━━━ DATA UNDER STUDY ━━━

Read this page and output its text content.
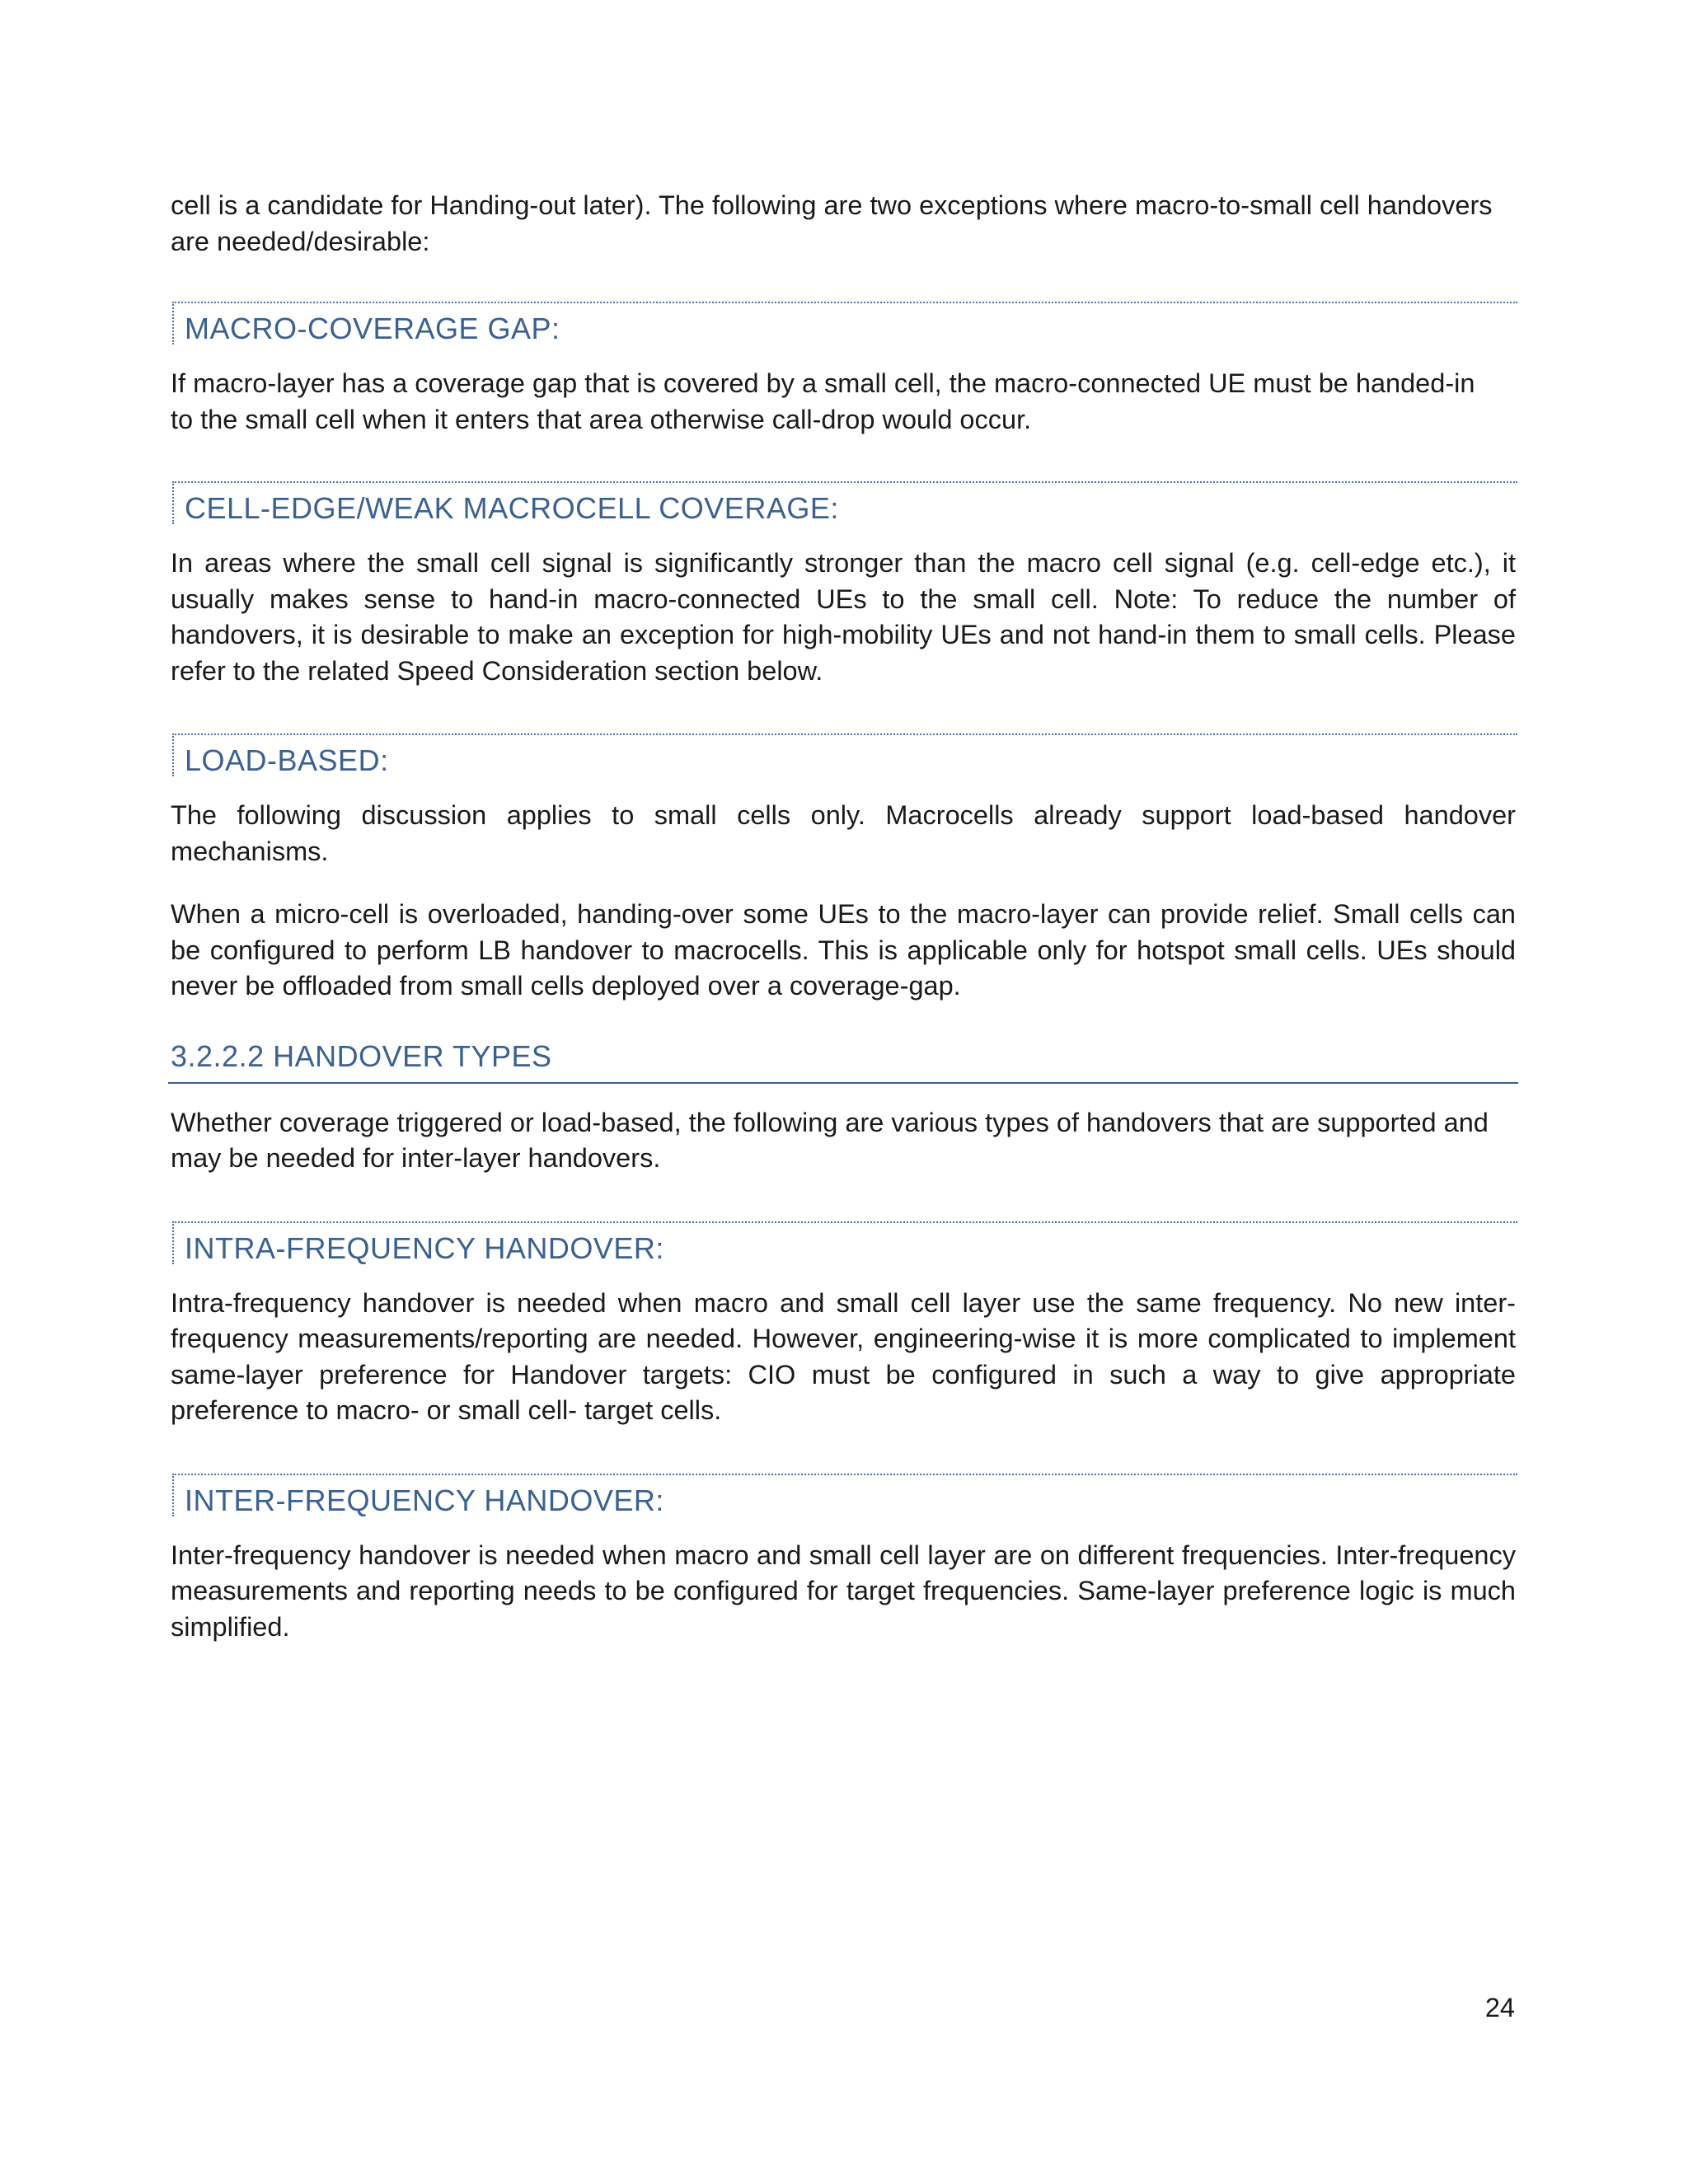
cell is a candidate for Handing-out later). The following are two exceptions where macro-to-small cell handovers
are needed/desirable:

MACRO-COVERAGE GAP:

If macro-layer has a coverage gap that is covered by a small cell, the macro-connected UE must be handed-in to the small cell when it enters that area otherwise call-drop would occur.

CELL-EDGE/WEAK MACROCELL COVERAGE:

In areas where the small cell signal is significantly stronger than the macro cell signal (e.g. cell-edge etc.), it usually makes sense to hand-in macro-connected UEs to the small cell. Note: To reduce the number of handovers, it is desirable to make an exception for high-mobility UEs and not hand-in them to small cells. Please refer to the related Speed Consideration section below.

LOAD-BASED:

The following discussion applies to small cells only. Macrocells already support load-based handover mechanisms.

When a micro-cell is overloaded, handing-over some UEs to the macro-layer can provide relief. Small cells can be configured to perform LB handover to macrocells. This is applicable only for hotspot small cells. UEs should never be offloaded from small cells deployed over a coverage-gap.

3.2.2.2 HANDOVER TYPES

Whether coverage triggered or load-based, the following are various types of handovers that are supported and may be needed for inter-layer handovers.

INTRA-FREQUENCY HANDOVER:

Intra-frequency handover is needed when macro and small cell layer use the same frequency. No new inter-frequency measurements/reporting are needed. However, engineering-wise it is more complicated to implement same-layer preference for Handover targets: CIO must be configured in such a way to give appropriate preference to macro- or small cell- target cells.

INTER-FREQUENCY HANDOVER:

Inter-frequency handover is needed when macro and small cell layer are on different frequencies. Inter-frequency measurements and reporting needs to be configured for target frequencies. Same-layer preference logic is much simplified.

24
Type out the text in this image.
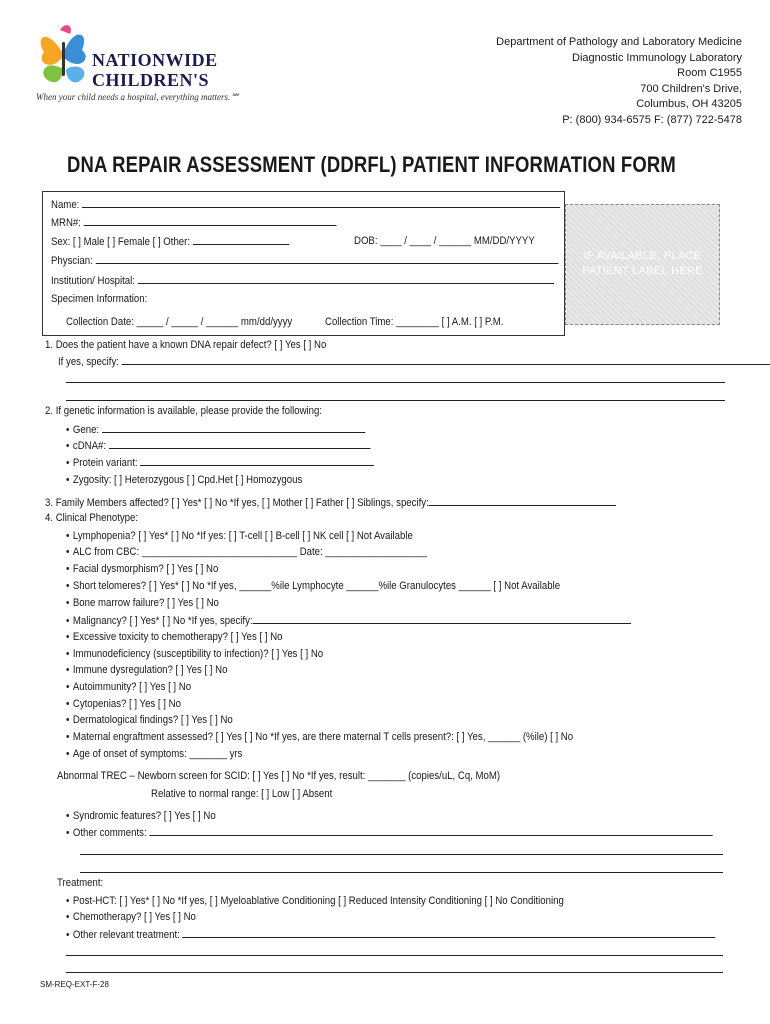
NATIONWIDE
CHILDREN'S
When your child needs a hospital, everything matters.℠
Department of Pathology and Laboratory Medicine
Diagnostic Immunology Laboratory
Room C1955
700 Children's Drive,
Columbus, OH 43205
P: (800) 934-6575 F: (877) 722-5478
DNA REPAIR ASSESSMENT (DDRFL) PATIENT INFORMATION FORM
Name:
MRN#:
Sex: [ ] Male [ ] Female [ ] Other:	DOB: ____ / ____ / ______ MM/DD/YYYY
Physcian:
Institution/ Hospital:
Specimen Information:
Collection Date: _____ / _____ / ______ mm/dd/yyyy	Collection Time: ________ [ ] A.M. [ ] P.M.
IF AVAILABLE, PLACE
PATIENT LABEL HERE
1. Does the patient have a known DNA repair defect? [ ] Yes [ ] No
If yes, specify:
2. If genetic information is available, please provide the following:
• Gene:
• cDNA#:
• Protein variant:
• Zygosity: [ ] Heterozygous [ ] Cpd.Het [ ] Homozygous
3. Family Members affected? [ ] Yes* [ ] No *If yes, [ ] Mother [ ] Father [ ] Siblings, specify:
4. Clinical Phenotype:
• Lymphopenia? [ ] Yes* [ ] No *If yes: [ ] T-cell [ ] B-cell [ ] NK cell [ ] Not Available
• ALC from CBC: _____________________________ Date: ___________________
• Facial dysmorphism? [ ] Yes [ ] No
• Short telomeres? [ ] Yes* [ ] No *If yes, ______%ile Lymphocyte ______%ile Granulocytes ______ [ ] Not Available
• Bone marrow failure? [ ] Yes [ ] No
• Malignancy? [ ] Yes* [ ] No *If yes, specify:
• Excessive toxicity to chemotherapy? [ ] Yes [ ] No
• Immunodeficiency (susceptibility to infection)? [ ] Yes [ ] No
• Immune dysregulation? [ ] Yes [ ] No
• Autoimmunity? [ ] Yes [ ] No
• Cytopenias? [ ] Yes [ ] No
• Dermatological findings? [ ] Yes [ ] No
• Maternal engraftment assessed? [ ] Yes [ ] No *If yes, are there maternal T cells present?: [ ] Yes, ______ (%ile) [ ] No
• Age of onset of symptoms: _______ yrs
Abnormal TREC – Newborn screen for SCID: [ ] Yes [ ] No *If yes, result: _______ (copies/uL, Cq, MoM)
Relative to normal range: [ ] Low [ ] Absent
• Syndromic features? [ ] Yes [ ] No
• Other comments:
Treatment:
• Post-HCT: [ ] Yes* [ ] No *If yes, [ ] Myeloablative Conditioning [ ] Reduced Intensity Conditioning [ ] No Conditioning
• Chemotherapy? [ ] Yes [ ] No
• Other relevant treatment:
SM-REQ-EXT-F-28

━━━

## EXERCISE DESCRIPTION
The pictures in the listing above are to be dropped, and everything else reproduced exactly.

## ANSWER BOX
Read this page and output its text content.
cell is a candidate for Handing-out later). The following are two exceptions where macro-to-small cell handovers
are needed/desirable:

MACRO-COVERAGE GAP:

If macro-layer has a coverage gap that is covered by a small cell, the macro-connected UE must be handed-in to the small cell when it enters that area otherwise call-drop would occur.

CELL-EDGE/WEAK MACROCELL COVERAGE:

In areas where the small cell signal is significantly stronger than the macro cell signal (e.g. cell-edge etc.), it usually makes sense to hand-in macro-connected UEs to the small cell. Note: To reduce the number of handovers, it is desirable to make an exception for high-mobility UEs and not hand-in them to small cells. Please refer to the related Speed Consideration section below.

LOAD-BASED:

The following discussion applies to small cells only. Macrocells already support load-based handover mechanisms.

When a micro-cell is overloaded, handing-over some UEs to the macro-layer can provide relief. Small cells can be configured to perform LB handover to macrocells. This is applicable only for hotspot small cells. UEs should never be offloaded from small cells deployed over a coverage-gap.

3.2.2.2 HANDOVER TYPES

Whether coverage triggered or load-based, the following are various types of handovers that are supported and may be needed for inter-layer handovers.

INTRA-FREQUENCY HANDOVER:

Intra-frequency handover is needed when macro and small cell layer use the same frequency. No new inter-frequency measurements/reporting are needed. However, engineering-wise it is more complicated to implement same-layer preference for Handover targets: CIO must be configured in such a way to give appropriate preference to macro- or small cell- target cells.

INTER-FREQUENCY HANDOVER:

Inter-frequency handover is needed when macro and small cell layer are on different frequencies. Inter-frequency measurements and reporting needs to be configured for target frequencies. Same-layer preference logic is much simplified.

24
Type out the text in this image.
NATIONWIDE
CHILDREN'S
When your child needs a hospital, everything matters.℠
Department of Pathology and Laboratory Medicine
Diagnostic Immunology Laboratory
Room C1955
700 Children's Drive,
Columbus, OH 43205
P: (800) 934-6575 F: (877) 722-5478
DNA REPAIR ASSESSMENT (DDRFL) PATIENT INFORMATION FORM
Name:
MRN#:
Sex: [ ] Male [ ] Female [ ] Other:	DOB: ____ / ____ / ______ MM/DD/YYYY
Physcian:
Institution/ Hospital:
Specimen Information:
Collection Date: _____ / _____ / ______ mm/dd/yyyy	Collection Time: ________ [ ] A.M. [ ] P.M.
IF AVAILABLE, PLACE
PATIENT LABEL HERE
1. Does the patient have a known DNA repair defect? [ ] Yes [ ] No
If yes, specify:
2. If genetic information is available, please provide the following:
• Gene:
• cDNA#:
• Protein variant:
• Zygosity: [ ] Heterozygous [ ] Cpd.Het [ ] Homozygous
3. Family Members affected? [ ] Yes* [ ] No *If yes, [ ] Mother [ ] Father [ ] Siblings, specify:
4. Clinical Phenotype:
• Lymphopenia? [ ] Yes* [ ] No *If yes: [ ] T-cell [ ] B-cell [ ] NK cell [ ] Not Available
• ALC from CBC: _____________________________ Date: ___________________
• Facial dysmorphism? [ ] Yes [ ] No
• Short telomeres? [ ] Yes* [ ] No *If yes, ______%ile Lymphocyte ______%ile Granulocytes ______ [ ] Not Available
• Bone marrow failure? [ ] Yes [ ] No
• Malignancy? [ ] Yes* [ ] No *If yes, specify:
• Excessive toxicity to chemotherapy? [ ] Yes [ ] No
• Immunodeficiency (susceptibility to infection)? [ ] Yes [ ] No
• Immune dysregulation? [ ] Yes [ ] No
• Autoimmunity? [ ] Yes [ ] No
• Cytopenias? [ ] Yes [ ] No
• Dermatological findings? [ ] Yes [ ] No
• Maternal engraftment assessed? [ ] Yes [ ] No *If yes, are there maternal T cells present?: [ ] Yes, ______ (%ile) [ ] No
• Age of onset of symptoms: _______ yrs
Abnormal TREC – Newborn screen for SCID: [ ] Yes [ ] No *If yes, result: _______ (copies/uL, Cq, MoM)
Relative to normal range: [ ] Low [ ] Absent
• Syndromic features? [ ] Yes [ ] No
• Other comments:
Treatment:
• Post-HCT: [ ] Yes* [ ] No *If yes, [ ] Myeloablative Conditioning [ ] Reduced Intensity Conditioning [ ] No Conditioning
• Chemotherapy? [ ] Yes [ ] No
• Other relevant treatment:
SM-REQ-EXT-F-28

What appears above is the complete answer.